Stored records
----------------------------------------

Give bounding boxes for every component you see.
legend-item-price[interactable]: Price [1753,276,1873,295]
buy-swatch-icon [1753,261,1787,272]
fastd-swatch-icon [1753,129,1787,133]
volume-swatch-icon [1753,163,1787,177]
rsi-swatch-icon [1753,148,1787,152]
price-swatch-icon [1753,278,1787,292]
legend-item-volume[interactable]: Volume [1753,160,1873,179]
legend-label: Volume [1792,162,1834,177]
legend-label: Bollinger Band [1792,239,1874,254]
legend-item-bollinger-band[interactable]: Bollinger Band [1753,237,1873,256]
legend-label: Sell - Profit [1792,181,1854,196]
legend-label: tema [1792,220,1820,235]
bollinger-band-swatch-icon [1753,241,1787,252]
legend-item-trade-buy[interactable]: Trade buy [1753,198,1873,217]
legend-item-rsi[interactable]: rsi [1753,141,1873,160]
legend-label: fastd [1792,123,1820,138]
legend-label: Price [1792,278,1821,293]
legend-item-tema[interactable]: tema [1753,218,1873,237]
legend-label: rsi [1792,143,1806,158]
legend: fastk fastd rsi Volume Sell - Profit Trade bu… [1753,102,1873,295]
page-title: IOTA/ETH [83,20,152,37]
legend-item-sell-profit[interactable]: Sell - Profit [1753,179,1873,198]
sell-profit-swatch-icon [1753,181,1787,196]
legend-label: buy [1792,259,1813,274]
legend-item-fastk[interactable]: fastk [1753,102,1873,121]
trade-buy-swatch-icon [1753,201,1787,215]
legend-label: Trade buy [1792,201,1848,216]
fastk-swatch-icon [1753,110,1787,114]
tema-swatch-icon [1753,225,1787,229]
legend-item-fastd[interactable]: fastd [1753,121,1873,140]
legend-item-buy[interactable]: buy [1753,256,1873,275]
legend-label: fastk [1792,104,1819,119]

----------------------------------------

Return the items above unchanged, from the very first line through the line containing "legend-item-trade-buy[interactable]: Trade buy", including both of those lines.

Give bounding boxes for every component you see.
legend-item-price[interactable]: Price [1753,276,1873,295]
buy-swatch-icon [1753,261,1787,272]
fastd-swatch-icon [1753,129,1787,133]
volume-swatch-icon [1753,163,1787,177]
rsi-swatch-icon [1753,148,1787,152]
price-swatch-icon [1753,278,1787,292]
legend-item-volume[interactable]: Volume [1753,160,1873,179]
legend-label: Volume [1792,162,1834,177]
legend-label: Bollinger Band [1792,239,1874,254]
legend-item-bollinger-band[interactable]: Bollinger Band [1753,237,1873,256]
legend-label: Sell - Profit [1792,181,1854,196]
legend-label: tema [1792,220,1820,235]
bollinger-band-swatch-icon [1753,241,1787,252]
legend-item-trade-buy[interactable]: Trade buy [1753,198,1873,217]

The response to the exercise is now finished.